— Task instructions —
Write out each line in which the string "this" is present.

— Records for processing —
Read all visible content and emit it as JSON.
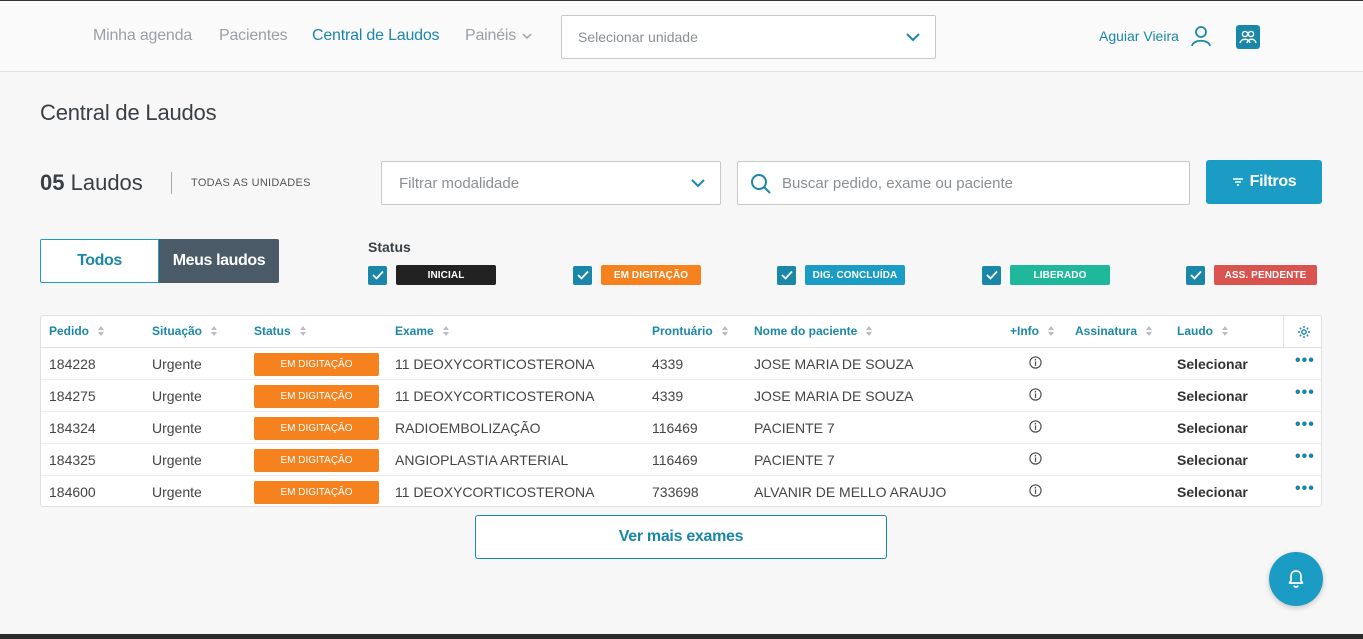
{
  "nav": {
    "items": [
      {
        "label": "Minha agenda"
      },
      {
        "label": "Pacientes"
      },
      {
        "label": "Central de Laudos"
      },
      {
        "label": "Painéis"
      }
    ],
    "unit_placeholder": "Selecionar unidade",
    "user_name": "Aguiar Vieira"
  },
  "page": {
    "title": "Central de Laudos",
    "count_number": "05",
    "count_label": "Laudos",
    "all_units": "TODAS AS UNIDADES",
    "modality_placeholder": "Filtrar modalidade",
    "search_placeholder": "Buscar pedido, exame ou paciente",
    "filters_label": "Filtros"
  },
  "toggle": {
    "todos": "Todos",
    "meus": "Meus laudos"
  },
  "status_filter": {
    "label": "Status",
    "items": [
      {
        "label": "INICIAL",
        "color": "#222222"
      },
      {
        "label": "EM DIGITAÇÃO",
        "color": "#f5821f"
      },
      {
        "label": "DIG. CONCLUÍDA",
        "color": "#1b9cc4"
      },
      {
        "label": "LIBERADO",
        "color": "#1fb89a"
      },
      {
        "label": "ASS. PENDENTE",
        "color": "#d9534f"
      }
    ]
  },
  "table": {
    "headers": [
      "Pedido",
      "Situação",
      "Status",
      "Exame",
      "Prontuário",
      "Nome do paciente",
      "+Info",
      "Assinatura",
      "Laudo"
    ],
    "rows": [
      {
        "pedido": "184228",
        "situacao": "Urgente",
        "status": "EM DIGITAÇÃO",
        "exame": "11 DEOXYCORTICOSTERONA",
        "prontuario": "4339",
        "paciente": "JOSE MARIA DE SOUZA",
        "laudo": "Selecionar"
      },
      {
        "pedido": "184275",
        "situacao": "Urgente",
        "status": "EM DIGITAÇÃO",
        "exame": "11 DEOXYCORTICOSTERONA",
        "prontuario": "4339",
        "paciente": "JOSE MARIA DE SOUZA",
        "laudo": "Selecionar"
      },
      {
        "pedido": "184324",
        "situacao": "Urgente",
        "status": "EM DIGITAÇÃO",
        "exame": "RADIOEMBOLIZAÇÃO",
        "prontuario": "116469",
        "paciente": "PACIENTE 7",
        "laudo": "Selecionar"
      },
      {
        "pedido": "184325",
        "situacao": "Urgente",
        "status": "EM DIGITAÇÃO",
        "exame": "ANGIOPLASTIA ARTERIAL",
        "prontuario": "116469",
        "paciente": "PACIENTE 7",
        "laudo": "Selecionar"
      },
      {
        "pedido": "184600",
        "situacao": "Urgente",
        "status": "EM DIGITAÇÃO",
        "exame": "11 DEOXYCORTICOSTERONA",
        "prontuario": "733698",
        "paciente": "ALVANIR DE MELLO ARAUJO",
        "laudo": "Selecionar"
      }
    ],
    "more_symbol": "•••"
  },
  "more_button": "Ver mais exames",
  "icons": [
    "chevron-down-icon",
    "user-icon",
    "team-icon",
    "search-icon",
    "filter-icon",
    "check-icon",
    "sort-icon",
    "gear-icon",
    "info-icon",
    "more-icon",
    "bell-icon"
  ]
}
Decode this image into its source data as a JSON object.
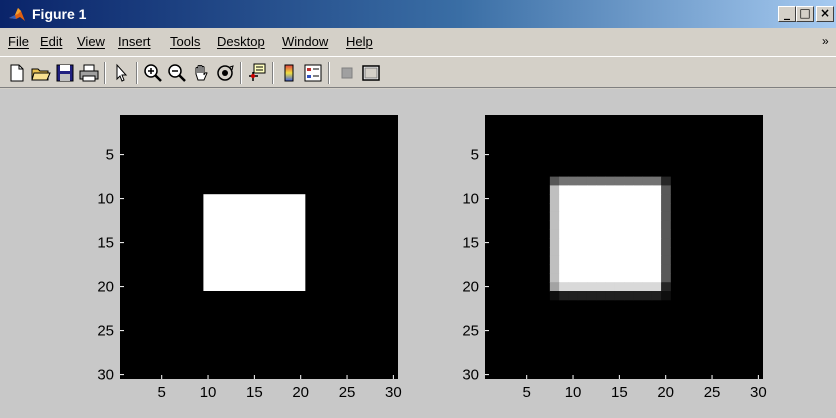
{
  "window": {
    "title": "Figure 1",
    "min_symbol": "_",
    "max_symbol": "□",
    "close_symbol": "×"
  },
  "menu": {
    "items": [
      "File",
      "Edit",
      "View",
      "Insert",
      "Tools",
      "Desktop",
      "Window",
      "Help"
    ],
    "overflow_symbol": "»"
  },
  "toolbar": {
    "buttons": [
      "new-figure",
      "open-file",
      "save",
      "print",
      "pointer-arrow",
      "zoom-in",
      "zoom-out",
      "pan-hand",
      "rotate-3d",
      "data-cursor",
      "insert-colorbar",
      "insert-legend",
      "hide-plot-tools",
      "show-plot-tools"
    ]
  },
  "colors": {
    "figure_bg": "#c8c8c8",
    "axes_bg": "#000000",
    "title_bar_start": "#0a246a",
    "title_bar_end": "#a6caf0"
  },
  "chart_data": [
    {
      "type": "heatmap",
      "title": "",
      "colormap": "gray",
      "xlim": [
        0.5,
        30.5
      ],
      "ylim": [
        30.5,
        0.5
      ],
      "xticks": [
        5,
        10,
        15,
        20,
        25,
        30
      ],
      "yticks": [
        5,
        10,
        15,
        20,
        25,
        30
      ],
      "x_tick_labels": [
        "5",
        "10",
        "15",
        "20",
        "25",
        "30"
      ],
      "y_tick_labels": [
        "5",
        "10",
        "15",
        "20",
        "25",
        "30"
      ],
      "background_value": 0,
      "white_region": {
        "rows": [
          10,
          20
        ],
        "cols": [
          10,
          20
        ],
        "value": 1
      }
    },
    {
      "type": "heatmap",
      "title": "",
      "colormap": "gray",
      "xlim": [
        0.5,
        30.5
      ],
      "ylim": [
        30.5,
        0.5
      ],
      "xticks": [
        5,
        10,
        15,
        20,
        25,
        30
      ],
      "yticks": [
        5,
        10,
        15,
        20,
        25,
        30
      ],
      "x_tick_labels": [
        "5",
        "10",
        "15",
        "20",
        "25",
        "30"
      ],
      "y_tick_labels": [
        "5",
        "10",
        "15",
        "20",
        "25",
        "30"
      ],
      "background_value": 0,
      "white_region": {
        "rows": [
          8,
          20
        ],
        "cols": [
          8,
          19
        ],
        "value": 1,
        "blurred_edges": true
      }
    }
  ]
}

--

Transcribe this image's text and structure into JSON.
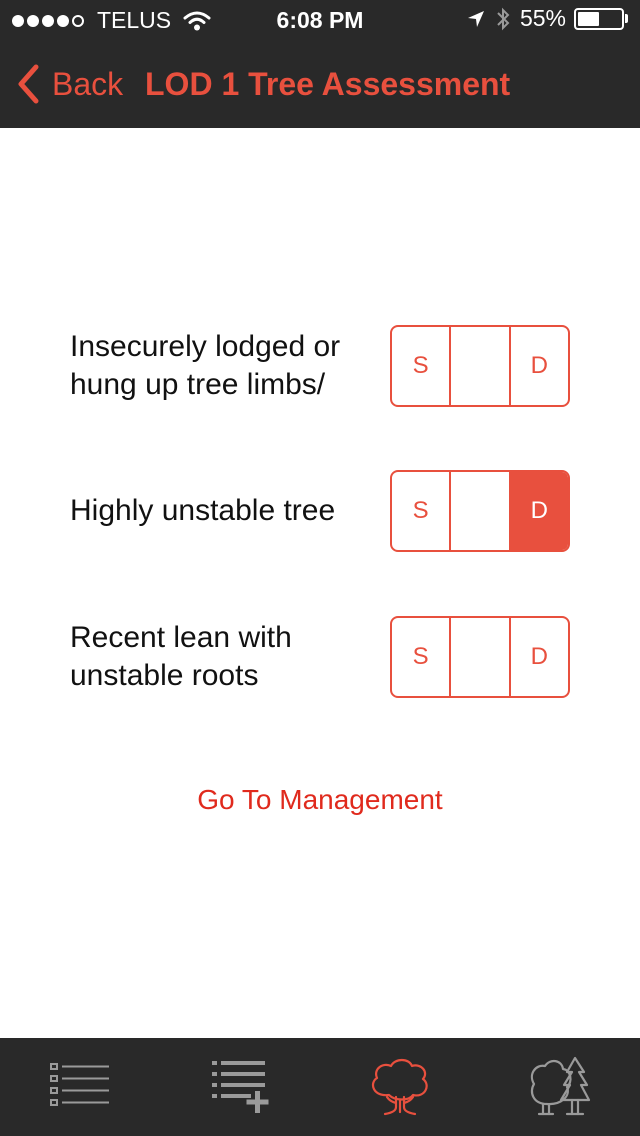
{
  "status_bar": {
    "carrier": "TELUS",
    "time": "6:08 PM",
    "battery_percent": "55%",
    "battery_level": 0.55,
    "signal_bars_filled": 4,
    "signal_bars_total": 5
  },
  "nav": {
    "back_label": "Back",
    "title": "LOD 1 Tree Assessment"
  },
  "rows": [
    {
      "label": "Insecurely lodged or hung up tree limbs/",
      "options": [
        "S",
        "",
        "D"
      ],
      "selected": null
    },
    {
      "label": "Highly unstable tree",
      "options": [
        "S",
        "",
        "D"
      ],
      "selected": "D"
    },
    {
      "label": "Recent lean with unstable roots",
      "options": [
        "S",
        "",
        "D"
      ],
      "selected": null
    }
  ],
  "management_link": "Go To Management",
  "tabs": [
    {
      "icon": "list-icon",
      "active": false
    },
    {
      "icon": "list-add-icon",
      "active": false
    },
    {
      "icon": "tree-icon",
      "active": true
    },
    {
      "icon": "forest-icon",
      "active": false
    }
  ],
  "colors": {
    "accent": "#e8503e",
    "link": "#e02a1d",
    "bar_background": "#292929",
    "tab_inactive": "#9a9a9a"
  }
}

— The completed task —
Decode this image into its source data as a JSON object.
Transcribe this image's text and structure into JSON.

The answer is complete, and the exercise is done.